Problem details:
Reproduce all records exactly.

Data rows:
•••••
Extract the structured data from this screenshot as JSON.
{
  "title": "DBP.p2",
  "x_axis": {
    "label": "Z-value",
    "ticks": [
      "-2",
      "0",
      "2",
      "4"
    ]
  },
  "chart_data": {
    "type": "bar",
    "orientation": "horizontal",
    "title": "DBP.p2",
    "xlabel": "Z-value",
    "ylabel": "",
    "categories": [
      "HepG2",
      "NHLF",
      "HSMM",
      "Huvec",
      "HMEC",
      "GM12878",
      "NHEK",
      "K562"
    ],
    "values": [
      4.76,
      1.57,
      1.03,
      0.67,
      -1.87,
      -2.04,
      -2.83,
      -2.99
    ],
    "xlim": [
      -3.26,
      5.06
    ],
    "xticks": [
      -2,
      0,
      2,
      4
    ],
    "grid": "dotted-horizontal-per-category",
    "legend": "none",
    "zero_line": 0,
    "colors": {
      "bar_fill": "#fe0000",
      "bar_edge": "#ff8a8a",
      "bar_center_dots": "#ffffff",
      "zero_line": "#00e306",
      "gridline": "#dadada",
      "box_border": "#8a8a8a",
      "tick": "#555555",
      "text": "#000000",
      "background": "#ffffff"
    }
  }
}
•••••
Output:
Extract the structured data from this screenshot as JSON.
{
  "title": "DBP.p2",
  "x_axis": {
    "label": "Z-value",
    "ticks": [
      "-2",
      "0",
      "2",
      "4"
    ]
  },
  "chart_data": {
    "type": "bar",
    "orientation": "horizontal",
    "title": "DBP.p2",
    "xlabel": "Z-value",
    "ylabel": "",
    "categories": [
      "HepG2",
      "NHLF",
      "HSMM",
      "Huvec",
      "HMEC",
      "GM12878",
      "NHEK",
      "K562"
    ],
    "values": [
      4.76,
      1.57,
      1.03,
      0.67,
      -1.87,
      -2.04,
      -2.83,
      -2.99
    ],
    "xlim": [
      -3.26,
      5.06
    ],
    "xticks": [
      -2,
      0,
      2,
      4
    ],
    "grid": "dotted-horizontal-per-category",
    "legend": "none",
    "zero_line": 0,
    "colors": {
      "bar_fill": "#fe0000",
      "bar_edge": "#ff8a8a",
      "bar_center_dots": "#ffffff",
      "zero_line": "#00e306",
      "gridline": "#dadada",
      "box_border": "#8a8a8a",
      "tick": "#555555",
      "text": "#000000",
      "background": "#ffffff"
    }
  }
}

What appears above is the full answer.